**BRIEF**: Go through the entries below and retype them exactly, omitting each picture.

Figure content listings
------------------------

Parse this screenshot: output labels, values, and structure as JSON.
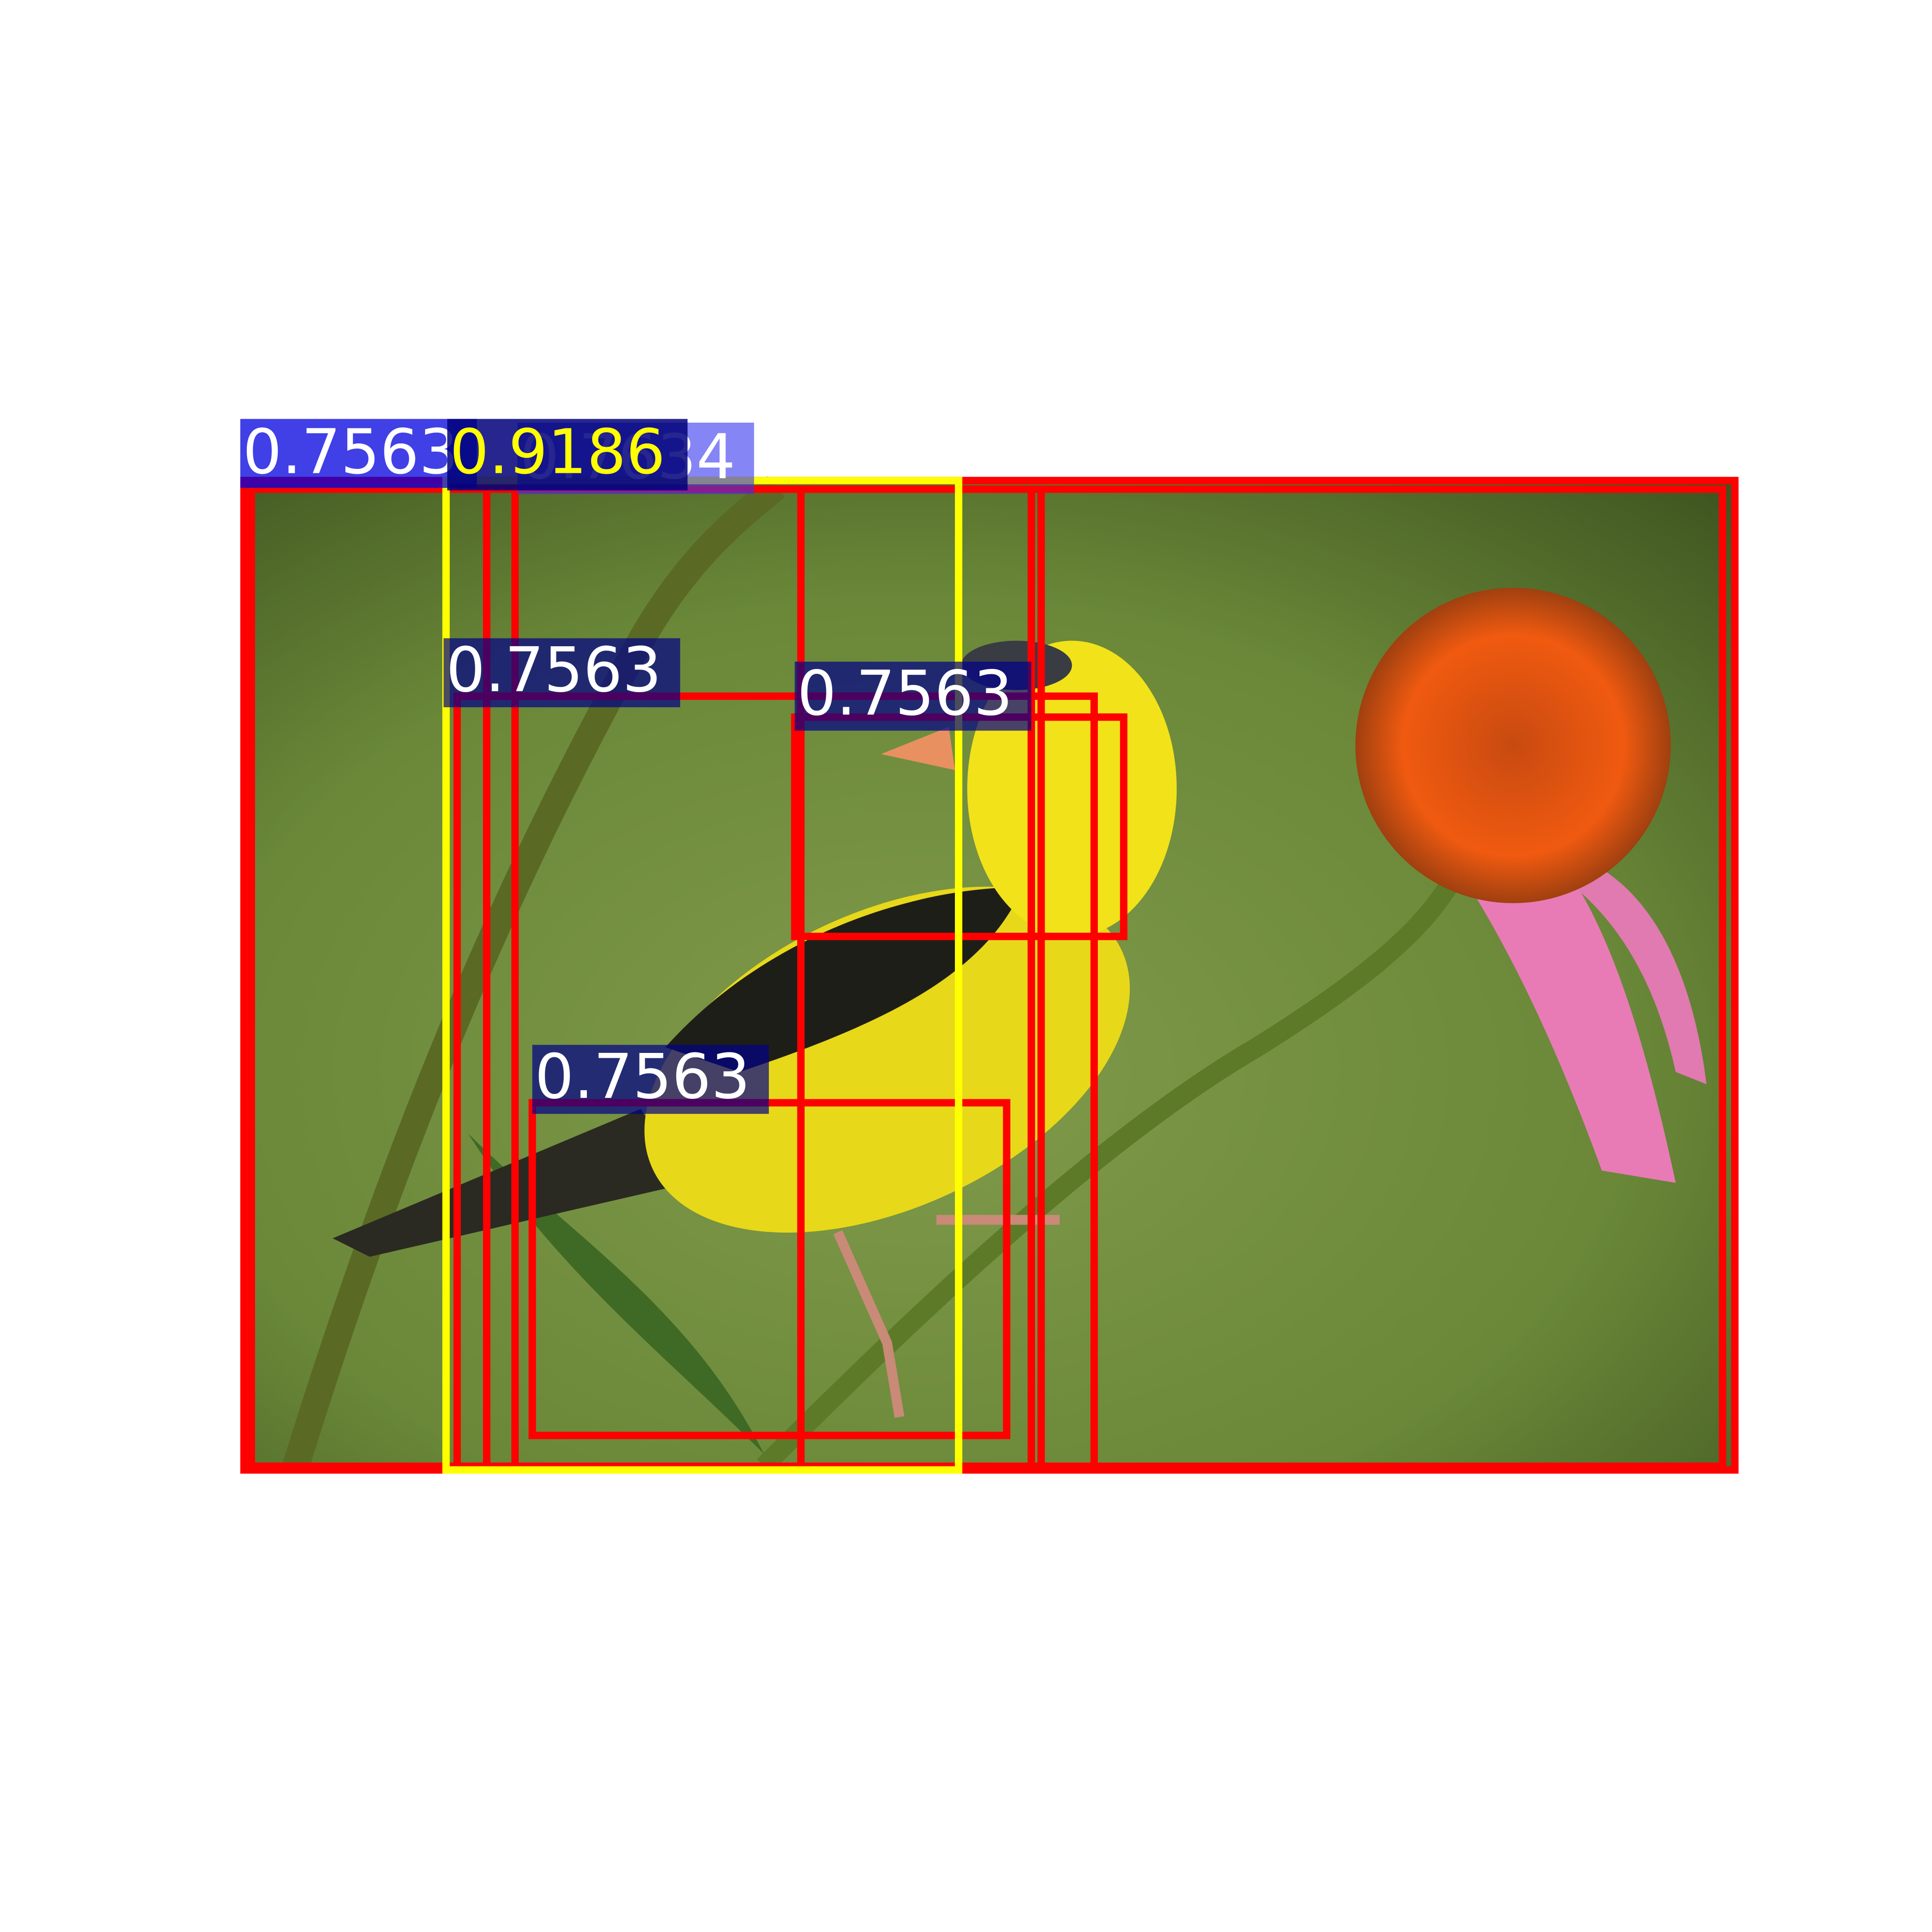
{
  "detections": [
    {
      "label": "0.7563"
    },
    {
      "label": "0.7634"
    },
    {
      "label": "0.9186"
    },
    {
      "label": "0.7563"
    },
    {
      "label": "0.7563"
    },
    {
      "label": "0.7563"
    }
  ]
}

------------------------

**EXERCISE SOLUTION**:
Parse this screenshot: output labels, values, and structure as JSON.
{
  "detections": [
    {
      "label": "0.7563"
    },
    {
      "label": "0.7634"
    },
    {
      "label": "0.9186"
    },
    {
      "label": "0.7563"
    },
    {
      "label": "0.7563"
    },
    {
      "label": "0.7563"
    }
  ]
}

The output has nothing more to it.